Pasaje citado:
━━━━━━━━━━━━━━━━━━━━
Creo que uno de los deleites de Dios es, aunque tenga todo el poder del universo y hacer una gran entrada en la escena de tu vida, más bien se presenta de un modo casi camuflado para ver si lo reconoces. Él hace cosas que nuestra mente finita no puede comprender ni entender, hace más de lo que te puedas imaginar. Pero la verdad es que creo que muchas veces pasa a mi lado y yo no lo veo, quizás se sienta junto a mí en el bus o en el tren, en la banca del parque y sólo lo miro de reojo y sigo mi vida sin prestar atención realmente a su rostro, ni el color de su voz, mi celular es más interesante.
━━━━━━━━━━━━━━━━━━━━
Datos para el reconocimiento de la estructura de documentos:
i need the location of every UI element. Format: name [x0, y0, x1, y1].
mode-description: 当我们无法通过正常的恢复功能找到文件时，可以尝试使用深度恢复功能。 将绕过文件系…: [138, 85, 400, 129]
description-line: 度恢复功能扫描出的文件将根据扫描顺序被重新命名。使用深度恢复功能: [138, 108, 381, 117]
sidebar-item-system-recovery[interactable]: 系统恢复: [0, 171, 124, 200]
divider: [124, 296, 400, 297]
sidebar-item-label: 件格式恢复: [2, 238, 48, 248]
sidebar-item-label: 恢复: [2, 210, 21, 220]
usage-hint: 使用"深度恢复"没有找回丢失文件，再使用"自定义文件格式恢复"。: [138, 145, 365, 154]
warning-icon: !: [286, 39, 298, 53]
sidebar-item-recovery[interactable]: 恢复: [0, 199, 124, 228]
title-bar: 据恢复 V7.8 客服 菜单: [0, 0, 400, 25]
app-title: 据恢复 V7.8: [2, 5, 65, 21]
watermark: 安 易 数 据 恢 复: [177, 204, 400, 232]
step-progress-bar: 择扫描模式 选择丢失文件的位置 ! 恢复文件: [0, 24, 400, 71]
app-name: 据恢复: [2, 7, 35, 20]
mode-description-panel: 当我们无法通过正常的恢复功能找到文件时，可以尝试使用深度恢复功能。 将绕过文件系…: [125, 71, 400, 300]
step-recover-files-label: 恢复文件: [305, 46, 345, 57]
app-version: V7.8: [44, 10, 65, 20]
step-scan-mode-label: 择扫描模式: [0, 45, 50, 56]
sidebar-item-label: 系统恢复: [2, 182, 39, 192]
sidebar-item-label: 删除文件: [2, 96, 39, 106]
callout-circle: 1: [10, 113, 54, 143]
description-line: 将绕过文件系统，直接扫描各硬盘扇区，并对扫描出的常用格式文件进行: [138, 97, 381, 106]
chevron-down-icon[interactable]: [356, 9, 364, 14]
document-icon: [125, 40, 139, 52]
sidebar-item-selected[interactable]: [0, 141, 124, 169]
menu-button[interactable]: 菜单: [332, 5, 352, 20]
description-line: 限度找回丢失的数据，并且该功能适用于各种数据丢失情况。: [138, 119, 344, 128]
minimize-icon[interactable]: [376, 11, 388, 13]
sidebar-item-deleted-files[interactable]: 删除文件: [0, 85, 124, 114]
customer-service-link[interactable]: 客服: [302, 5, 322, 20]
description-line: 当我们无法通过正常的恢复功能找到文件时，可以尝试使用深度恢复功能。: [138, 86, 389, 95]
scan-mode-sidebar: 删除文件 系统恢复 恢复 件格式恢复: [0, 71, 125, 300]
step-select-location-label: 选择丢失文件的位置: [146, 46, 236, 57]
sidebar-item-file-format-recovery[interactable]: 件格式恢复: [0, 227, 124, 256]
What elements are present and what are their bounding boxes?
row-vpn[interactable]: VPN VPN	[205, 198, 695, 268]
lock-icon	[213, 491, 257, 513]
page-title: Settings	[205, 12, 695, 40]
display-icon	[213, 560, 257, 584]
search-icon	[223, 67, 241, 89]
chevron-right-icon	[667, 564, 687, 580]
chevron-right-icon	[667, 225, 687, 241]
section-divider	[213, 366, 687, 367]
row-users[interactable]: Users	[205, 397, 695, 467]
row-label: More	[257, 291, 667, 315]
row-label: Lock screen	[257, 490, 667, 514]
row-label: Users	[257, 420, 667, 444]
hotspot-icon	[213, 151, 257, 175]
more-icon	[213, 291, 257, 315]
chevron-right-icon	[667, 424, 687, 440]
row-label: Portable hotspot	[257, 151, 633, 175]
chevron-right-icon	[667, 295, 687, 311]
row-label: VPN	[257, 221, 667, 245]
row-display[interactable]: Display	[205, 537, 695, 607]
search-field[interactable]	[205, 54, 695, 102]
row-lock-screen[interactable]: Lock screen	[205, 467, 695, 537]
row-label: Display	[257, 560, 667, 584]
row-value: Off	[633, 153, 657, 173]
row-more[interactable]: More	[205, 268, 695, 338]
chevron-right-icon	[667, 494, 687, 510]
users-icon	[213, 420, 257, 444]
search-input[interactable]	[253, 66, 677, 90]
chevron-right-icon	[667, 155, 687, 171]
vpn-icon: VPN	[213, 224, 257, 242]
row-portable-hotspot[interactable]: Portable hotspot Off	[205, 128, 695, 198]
━━━━━━━━━━━━━━━━━━━━
Tareas propuestas:
1 > Edite el pasaje sobre la presencia de Dios en todo lo comprendido desde "Creo que uno" hasta "es más interesante.", sustituyendo "celular" por "teléfono".
2 > Retome el pasaje sobre la presencia de Dios y prosiga su redacción a partir de la última oración.
Los datos no guardan relación alguna con el pasaje citado.

Resultados del ejercicio:
1 >
Creo que uno de los deleites de Dios es, aunque tenga todo el poder del universo y hacer una gran entrada en la escena de tu vida, más bien se presenta de un modo casi camuflado para ver si lo reconoces. Él hace cosas que nuestra mente finita no puede comprender ni entender, hace más de lo que te puedas imaginar. Pero la verdad es que creo que muchas veces pasa a mi lado y yo no lo veo, quizás se sienta junto a mí en el bus o en el tren, en la banca del parque y sólo lo miro de reojo y sigo mi vida sin prestar atención realmente a su rostro, ni el color de su voz, mi teléfono es más interesante.

2 >
Quiero desafiarte y desafiarme a buscarle entre la multitud, en los gestos de mis hijos, de los necesitados, intentar ver no sólo lo extravagante de su poder sino la simpleza de su grandeza, saber que está en el silbo apacible, en la quietud de una mueca, en la gentileza del que me atiende en la verdulería. Debo buscarlo sin cesar en medio de mi agitada vida y encontrar momentos calmos, como en una taza de café.

¿Reconoces a Dios en la vida de otros?
¿Sólo quieres ver lo estrafalario o lo apacible de Dios?
¿Lo viste hoy en la persona que estaba a tu lado?